Records for processing:
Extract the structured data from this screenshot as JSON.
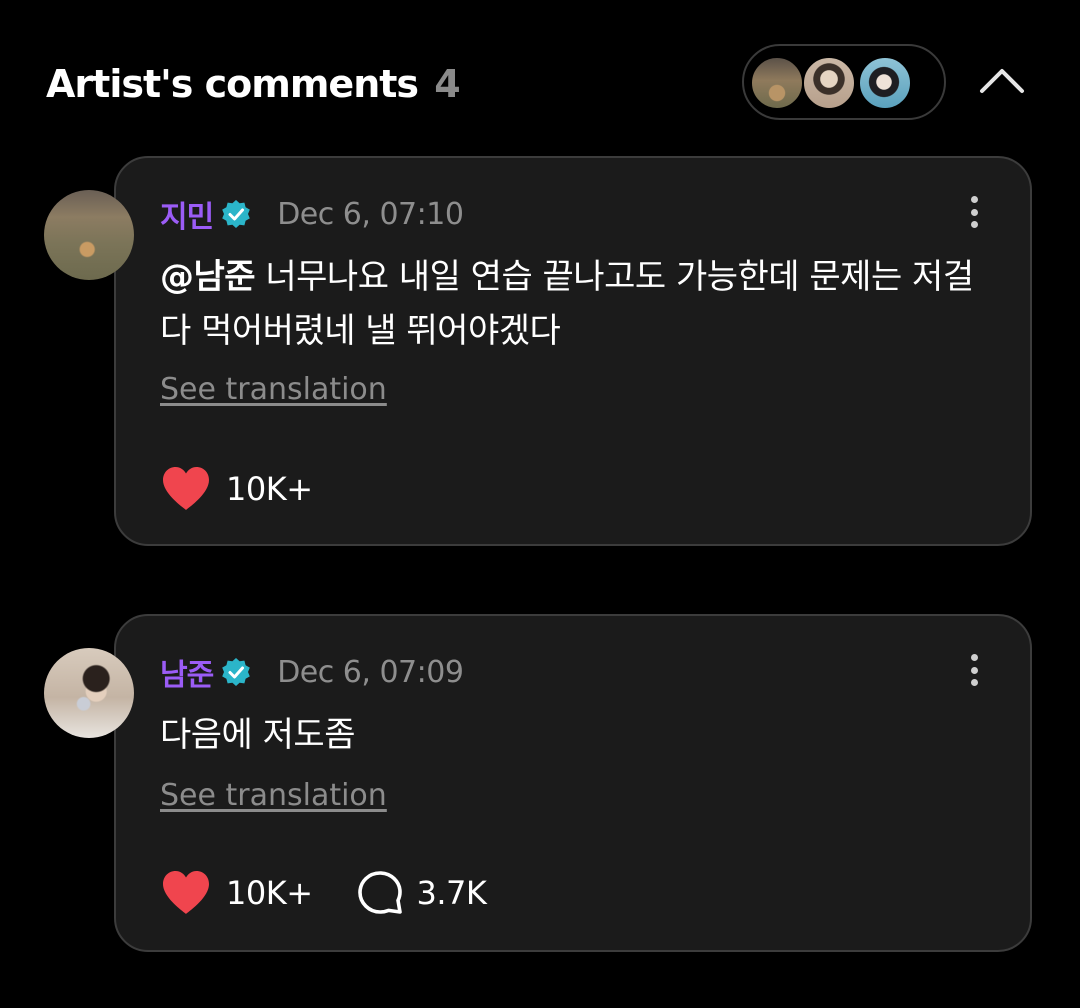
{
  "header": {
    "title": "Artist's comments",
    "count": "4"
  },
  "colors": {
    "background": "#000000",
    "card": "#1b1b1b",
    "author": "#9b5cf6",
    "verified": "#2bb5c9",
    "heart": "#f0454e"
  },
  "icons": {
    "collapse": "chevron-up-icon",
    "verified": "verified-badge-icon",
    "like": "heart-icon",
    "reply": "speech-bubble-icon",
    "more": "more-vertical-icon"
  },
  "comments": [
    {
      "author": "지민",
      "date": "Dec 6, 07:10",
      "mention": "@남준",
      "text": " 너무나요 내일 연습 끝나고도 가능한데 문제는 저걸 다 먹어버렸네 낼 뛰어야겠다",
      "see_translation": "See translation",
      "likes": "10K+"
    },
    {
      "author": "남준",
      "date": "Dec 6, 07:09",
      "text": "다음에 저도좀",
      "see_translation": "See translation",
      "likes": "10K+",
      "replies": "3.7K"
    }
  ]
}
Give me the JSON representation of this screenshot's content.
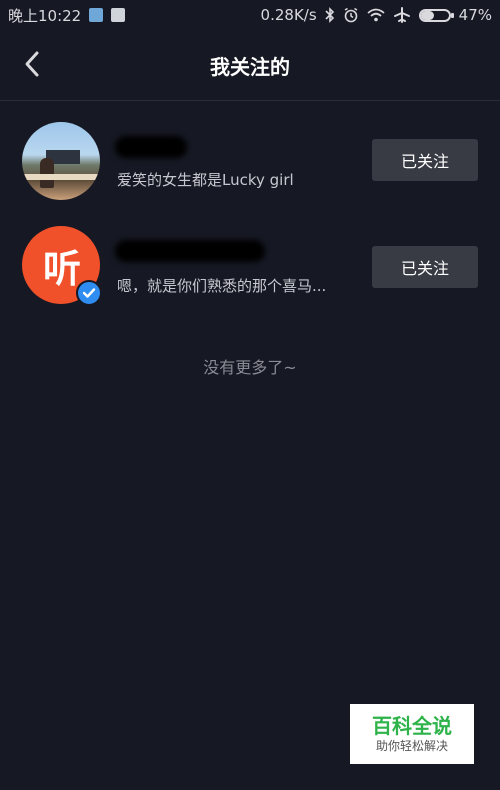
{
  "status_bar": {
    "time": "晚上10:22",
    "speed": "0.28K/s",
    "battery_text": "47%",
    "battery_level": 0.47,
    "icons": [
      "home-notification-icon",
      "message-notification-icon",
      "bluetooth-icon",
      "alarm-icon",
      "wifi-icon",
      "airplane-icon",
      "battery-icon"
    ]
  },
  "header": {
    "title": "我关注的",
    "back_icon": "chevron-left-icon"
  },
  "follow_list": [
    {
      "name": "",
      "description": "爱笑的女生都是Lucky girl",
      "button_label": "已关注",
      "verified": false
    },
    {
      "name": "",
      "description": "嗯，就是你们熟悉的那个喜马...",
      "button_label": "已关注",
      "verified": true,
      "avatar_text": "听"
    }
  ],
  "list_end_text": "没有更多了~",
  "watermark": {
    "title": "百科全说",
    "subtitle": "助你轻松解决"
  },
  "colors": {
    "background": "#161823",
    "button_bg": "#393b44",
    "brand_orange": "#f0502a",
    "verified_blue": "#2f8cf0"
  }
}
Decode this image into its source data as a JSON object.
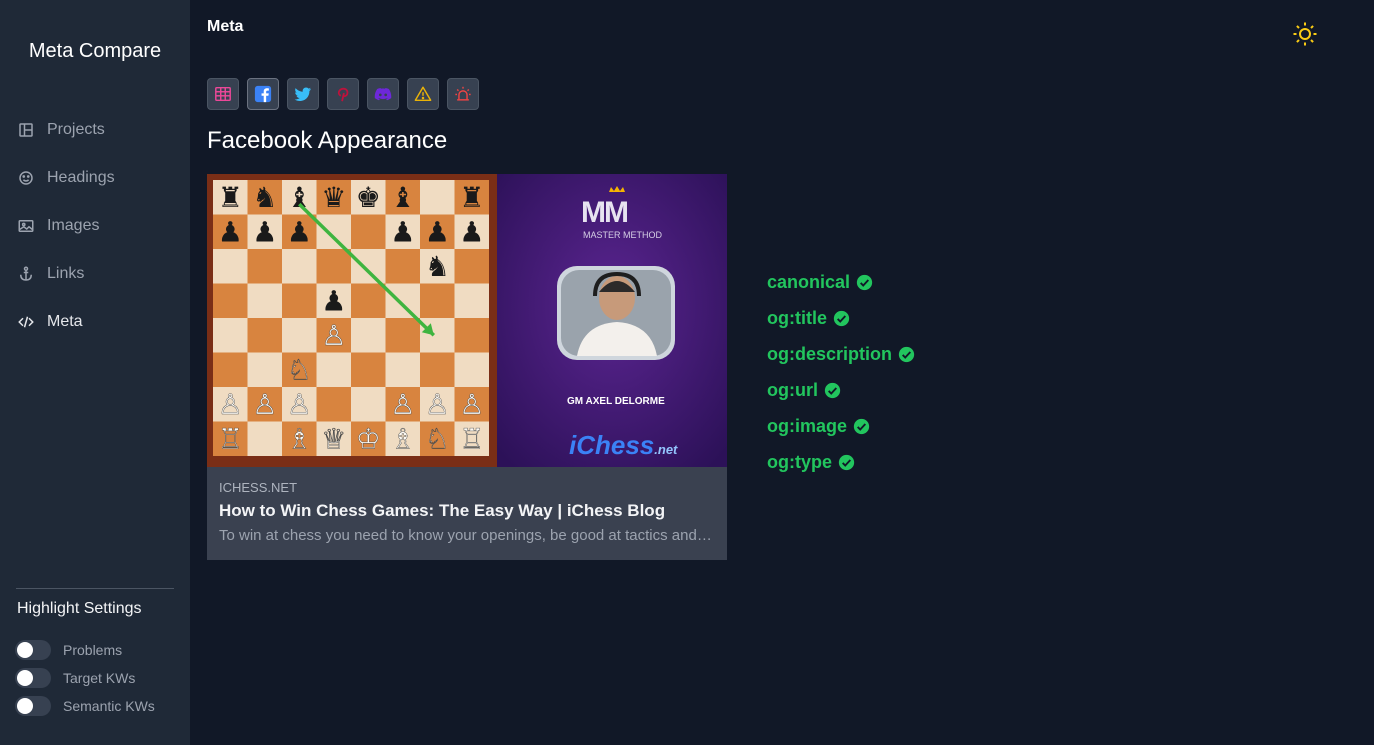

Given problem: Print out every entry above without changing a word, and leave out the pictures.

Answer to this exercise:
Extract the structured data from this screenshot as JSON.
{
  "header": {
    "title": "Artist's comments",
    "count": "4"
  },
  "colors": {
    "background": "#000000",
    "card": "#1b1b1b",
    "author": "#9b5cf6",
    "verified": "#2bb5c9",
    "heart": "#f0454e"
  },
  "icons": {
    "collapse": "chevron-up-icon",
    "verified": "verified-badge-icon",
    "like": "heart-icon",
    "reply": "speech-bubble-icon",
    "more": "more-vertical-icon"
  },
  "comments": [
    {
      "author": "지민",
      "date": "Dec 6, 07:10",
      "mention": "@남준",
      "text": " 너무나요 내일 연습 끝나고도 가능한데 문제는 저걸 다 먹어버렸네 낼 뛰어야겠다",
      "see_translation": "See translation",
      "likes": "10K+"
    },
    {
      "author": "남준",
      "date": "Dec 6, 07:09",
      "text": "다음에 저도좀",
      "see_translation": "See translation",
      "likes": "10K+",
      "replies": "3.7K"
    }
  ]
}
Give me the JSON representation of this screenshot's content.
{
  "status_bar": {
    "time": "晚上10:22",
    "speed": "0.28K/s",
    "battery_text": "47%",
    "battery_level": 0.47,
    "icons": [
      "home-notification-icon",
      "message-notification-icon",
      "bluetooth-icon",
      "alarm-icon",
      "wifi-icon",
      "airplane-icon",
      "battery-icon"
    ]
  },
  "header": {
    "title": "我关注的",
    "back_icon": "chevron-left-icon"
  },
  "follow_list": [
    {
      "name": "",
      "description": "爱笑的女生都是Lucky girl",
      "button_label": "已关注",
      "verified": false
    },
    {
      "name": "",
      "description": "嗯，就是你们熟悉的那个喜马...",
      "button_label": "已关注",
      "verified": true,
      "avatar_text": "听"
    }
  ],
  "list_end_text": "没有更多了~",
  "watermark": {
    "title": "百科全说",
    "subtitle": "助你轻松解决"
  },
  "colors": {
    "background": "#161823",
    "button_bg": "#393b44",
    "brand_orange": "#f0502a",
    "verified_blue": "#2f8cf0"
  }
}
Decode this image into its source data as a JSON object.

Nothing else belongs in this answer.